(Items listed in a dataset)
--- start ---
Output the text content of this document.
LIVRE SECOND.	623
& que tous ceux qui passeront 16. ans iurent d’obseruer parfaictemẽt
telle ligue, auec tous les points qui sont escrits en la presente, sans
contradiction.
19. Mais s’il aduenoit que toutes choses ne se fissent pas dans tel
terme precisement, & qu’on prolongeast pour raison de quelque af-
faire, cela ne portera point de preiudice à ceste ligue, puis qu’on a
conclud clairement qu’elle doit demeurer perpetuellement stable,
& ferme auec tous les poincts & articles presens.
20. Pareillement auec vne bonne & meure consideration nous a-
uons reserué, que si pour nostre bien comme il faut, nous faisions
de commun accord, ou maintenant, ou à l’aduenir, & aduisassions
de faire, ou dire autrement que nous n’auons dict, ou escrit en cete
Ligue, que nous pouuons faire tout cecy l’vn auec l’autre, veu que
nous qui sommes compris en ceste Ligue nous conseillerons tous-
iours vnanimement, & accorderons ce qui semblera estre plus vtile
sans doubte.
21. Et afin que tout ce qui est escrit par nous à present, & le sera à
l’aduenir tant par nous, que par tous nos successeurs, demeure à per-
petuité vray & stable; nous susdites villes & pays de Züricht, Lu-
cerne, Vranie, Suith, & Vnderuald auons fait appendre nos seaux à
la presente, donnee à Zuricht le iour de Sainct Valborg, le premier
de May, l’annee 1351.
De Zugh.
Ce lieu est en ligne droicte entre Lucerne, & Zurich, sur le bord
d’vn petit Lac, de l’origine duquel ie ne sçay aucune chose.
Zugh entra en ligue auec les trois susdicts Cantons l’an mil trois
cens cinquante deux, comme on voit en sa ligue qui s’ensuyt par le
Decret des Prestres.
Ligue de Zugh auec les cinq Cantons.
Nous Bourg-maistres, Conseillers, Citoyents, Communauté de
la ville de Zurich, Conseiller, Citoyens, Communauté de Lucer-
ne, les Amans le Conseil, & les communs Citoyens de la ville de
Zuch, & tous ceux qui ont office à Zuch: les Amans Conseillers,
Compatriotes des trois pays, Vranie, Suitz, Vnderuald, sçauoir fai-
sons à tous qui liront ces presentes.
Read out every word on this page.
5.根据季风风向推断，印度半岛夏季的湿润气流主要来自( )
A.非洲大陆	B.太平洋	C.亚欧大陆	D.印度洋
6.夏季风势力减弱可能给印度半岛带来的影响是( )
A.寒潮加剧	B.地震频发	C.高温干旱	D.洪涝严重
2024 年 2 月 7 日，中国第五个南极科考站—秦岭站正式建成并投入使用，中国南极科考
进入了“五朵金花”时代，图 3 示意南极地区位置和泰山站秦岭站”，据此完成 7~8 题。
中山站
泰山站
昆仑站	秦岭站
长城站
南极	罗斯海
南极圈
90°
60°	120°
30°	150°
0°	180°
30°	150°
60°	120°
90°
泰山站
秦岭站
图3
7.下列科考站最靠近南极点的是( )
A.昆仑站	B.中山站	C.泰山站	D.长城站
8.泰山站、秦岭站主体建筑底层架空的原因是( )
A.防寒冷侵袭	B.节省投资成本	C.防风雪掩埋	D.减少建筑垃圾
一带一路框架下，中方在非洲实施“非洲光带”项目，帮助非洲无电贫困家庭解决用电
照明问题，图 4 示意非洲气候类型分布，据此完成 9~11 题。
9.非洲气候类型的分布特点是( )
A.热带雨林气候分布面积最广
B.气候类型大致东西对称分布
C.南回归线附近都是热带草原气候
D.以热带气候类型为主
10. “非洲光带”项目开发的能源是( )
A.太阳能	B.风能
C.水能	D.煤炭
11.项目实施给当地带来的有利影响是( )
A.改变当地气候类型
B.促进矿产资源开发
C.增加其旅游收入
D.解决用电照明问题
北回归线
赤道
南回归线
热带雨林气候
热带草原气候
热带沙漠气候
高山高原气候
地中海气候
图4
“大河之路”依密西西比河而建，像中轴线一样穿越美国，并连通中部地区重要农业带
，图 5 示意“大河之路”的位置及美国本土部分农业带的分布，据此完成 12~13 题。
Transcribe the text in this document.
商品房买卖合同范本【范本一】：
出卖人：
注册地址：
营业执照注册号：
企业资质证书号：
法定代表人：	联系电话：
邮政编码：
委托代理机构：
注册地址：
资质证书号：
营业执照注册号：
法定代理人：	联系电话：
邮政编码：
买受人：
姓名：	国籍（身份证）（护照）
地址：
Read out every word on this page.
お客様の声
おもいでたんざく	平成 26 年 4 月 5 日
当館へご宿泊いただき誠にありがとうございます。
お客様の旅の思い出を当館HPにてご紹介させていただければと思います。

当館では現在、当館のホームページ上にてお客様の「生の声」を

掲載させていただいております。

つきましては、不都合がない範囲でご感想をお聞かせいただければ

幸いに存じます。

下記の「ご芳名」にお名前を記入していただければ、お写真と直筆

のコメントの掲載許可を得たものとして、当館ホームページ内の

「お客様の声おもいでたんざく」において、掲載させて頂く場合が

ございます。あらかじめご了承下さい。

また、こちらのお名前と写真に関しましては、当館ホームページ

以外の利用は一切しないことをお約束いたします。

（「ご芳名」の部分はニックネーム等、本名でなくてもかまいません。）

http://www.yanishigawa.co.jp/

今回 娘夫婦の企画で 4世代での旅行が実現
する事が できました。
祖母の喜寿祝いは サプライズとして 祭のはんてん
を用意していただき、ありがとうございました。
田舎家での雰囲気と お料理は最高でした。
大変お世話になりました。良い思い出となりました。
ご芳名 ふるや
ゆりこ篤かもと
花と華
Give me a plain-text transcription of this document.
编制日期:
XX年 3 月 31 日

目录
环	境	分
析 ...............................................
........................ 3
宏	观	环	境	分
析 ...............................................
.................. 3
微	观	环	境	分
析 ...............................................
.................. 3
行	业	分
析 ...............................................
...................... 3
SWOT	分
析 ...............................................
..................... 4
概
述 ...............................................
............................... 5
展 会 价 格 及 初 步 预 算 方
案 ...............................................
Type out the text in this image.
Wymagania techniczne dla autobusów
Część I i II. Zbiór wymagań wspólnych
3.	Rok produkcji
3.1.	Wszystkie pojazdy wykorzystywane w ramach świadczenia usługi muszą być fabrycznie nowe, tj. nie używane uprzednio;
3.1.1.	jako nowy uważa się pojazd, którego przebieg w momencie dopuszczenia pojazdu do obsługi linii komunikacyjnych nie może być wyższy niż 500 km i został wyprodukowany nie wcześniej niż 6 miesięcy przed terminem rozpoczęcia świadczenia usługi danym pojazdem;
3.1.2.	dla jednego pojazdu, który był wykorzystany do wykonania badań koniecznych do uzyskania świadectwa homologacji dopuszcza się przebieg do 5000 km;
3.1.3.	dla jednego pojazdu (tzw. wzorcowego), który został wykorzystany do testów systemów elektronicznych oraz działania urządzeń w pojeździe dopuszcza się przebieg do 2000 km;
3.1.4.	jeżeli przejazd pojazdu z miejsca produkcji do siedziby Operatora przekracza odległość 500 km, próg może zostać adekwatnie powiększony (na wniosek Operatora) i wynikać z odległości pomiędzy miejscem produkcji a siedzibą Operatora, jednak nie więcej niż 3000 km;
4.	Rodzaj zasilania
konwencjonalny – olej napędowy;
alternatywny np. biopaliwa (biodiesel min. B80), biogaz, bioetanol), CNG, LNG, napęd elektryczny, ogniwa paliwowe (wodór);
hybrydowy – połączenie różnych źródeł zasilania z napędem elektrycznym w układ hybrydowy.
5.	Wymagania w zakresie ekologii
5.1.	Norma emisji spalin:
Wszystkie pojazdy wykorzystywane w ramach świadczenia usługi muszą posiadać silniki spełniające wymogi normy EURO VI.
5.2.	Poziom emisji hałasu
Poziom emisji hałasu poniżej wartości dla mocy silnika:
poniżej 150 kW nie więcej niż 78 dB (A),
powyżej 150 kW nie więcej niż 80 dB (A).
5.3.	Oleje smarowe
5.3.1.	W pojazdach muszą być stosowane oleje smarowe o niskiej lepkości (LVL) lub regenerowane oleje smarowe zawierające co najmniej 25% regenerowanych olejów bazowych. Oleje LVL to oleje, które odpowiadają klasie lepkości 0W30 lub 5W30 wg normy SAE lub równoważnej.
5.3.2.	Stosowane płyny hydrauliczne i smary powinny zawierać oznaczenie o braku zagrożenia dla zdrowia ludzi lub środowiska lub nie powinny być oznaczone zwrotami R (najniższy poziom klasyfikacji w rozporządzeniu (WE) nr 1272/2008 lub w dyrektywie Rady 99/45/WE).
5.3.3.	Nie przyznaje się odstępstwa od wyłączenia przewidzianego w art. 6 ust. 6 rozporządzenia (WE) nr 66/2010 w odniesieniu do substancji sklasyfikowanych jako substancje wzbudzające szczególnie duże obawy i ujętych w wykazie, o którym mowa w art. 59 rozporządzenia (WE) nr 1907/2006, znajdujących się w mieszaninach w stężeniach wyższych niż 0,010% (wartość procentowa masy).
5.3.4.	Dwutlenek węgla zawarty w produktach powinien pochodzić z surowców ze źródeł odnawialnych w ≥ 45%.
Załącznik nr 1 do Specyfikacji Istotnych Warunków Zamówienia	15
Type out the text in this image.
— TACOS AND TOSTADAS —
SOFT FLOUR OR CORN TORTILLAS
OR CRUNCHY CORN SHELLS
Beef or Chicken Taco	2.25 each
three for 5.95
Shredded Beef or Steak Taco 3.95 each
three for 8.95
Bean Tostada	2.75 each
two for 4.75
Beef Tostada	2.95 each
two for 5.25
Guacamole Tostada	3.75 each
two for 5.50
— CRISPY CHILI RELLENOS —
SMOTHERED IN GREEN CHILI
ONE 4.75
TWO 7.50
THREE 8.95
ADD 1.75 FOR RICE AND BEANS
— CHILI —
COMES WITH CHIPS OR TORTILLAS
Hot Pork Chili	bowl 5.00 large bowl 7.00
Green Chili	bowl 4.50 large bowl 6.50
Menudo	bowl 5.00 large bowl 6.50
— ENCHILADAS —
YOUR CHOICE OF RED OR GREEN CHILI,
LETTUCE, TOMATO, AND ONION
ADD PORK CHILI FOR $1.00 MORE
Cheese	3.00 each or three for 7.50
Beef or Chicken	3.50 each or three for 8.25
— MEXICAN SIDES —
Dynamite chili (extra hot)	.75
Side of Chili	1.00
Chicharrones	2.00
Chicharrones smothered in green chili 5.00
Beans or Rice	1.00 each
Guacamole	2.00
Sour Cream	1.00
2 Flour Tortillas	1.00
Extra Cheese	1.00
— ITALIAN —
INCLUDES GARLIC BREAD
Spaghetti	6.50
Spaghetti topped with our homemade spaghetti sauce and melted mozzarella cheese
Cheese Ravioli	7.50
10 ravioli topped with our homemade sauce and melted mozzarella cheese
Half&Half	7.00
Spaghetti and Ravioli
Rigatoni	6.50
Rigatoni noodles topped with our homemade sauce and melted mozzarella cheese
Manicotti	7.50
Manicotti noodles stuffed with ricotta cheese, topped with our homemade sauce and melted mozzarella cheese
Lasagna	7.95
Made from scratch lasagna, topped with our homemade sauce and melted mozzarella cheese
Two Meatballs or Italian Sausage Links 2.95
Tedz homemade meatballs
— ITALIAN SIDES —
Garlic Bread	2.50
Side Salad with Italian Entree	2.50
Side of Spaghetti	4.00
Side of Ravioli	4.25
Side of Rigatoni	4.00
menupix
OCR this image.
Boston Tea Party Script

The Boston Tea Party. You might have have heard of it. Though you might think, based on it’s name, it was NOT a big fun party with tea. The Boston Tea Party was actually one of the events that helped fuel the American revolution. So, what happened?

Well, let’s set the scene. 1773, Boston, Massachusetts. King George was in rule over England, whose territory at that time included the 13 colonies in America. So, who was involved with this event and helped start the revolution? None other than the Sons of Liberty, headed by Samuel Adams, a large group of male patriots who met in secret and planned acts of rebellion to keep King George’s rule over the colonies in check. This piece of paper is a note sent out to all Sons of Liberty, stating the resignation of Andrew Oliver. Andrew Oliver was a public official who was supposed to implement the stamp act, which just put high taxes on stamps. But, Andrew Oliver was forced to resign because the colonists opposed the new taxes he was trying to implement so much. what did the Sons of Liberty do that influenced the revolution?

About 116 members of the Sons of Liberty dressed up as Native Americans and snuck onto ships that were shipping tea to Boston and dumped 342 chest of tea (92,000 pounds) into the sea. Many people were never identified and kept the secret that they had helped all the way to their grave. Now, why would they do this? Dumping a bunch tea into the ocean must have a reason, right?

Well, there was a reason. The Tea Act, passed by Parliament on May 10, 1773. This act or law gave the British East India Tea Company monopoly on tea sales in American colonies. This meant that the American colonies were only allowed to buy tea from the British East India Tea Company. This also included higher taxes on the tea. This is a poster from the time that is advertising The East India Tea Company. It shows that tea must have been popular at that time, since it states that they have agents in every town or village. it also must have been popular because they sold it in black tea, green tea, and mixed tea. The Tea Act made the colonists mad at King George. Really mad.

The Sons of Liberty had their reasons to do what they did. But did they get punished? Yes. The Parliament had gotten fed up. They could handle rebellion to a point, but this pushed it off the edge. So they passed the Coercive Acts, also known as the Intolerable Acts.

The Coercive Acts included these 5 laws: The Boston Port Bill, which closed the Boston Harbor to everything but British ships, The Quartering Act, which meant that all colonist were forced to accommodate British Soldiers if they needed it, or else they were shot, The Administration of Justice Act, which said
--- end ---
Report the number of lines above that contain the word "colonists", and only that number.

(SOLUTION TO THIS TASK)
2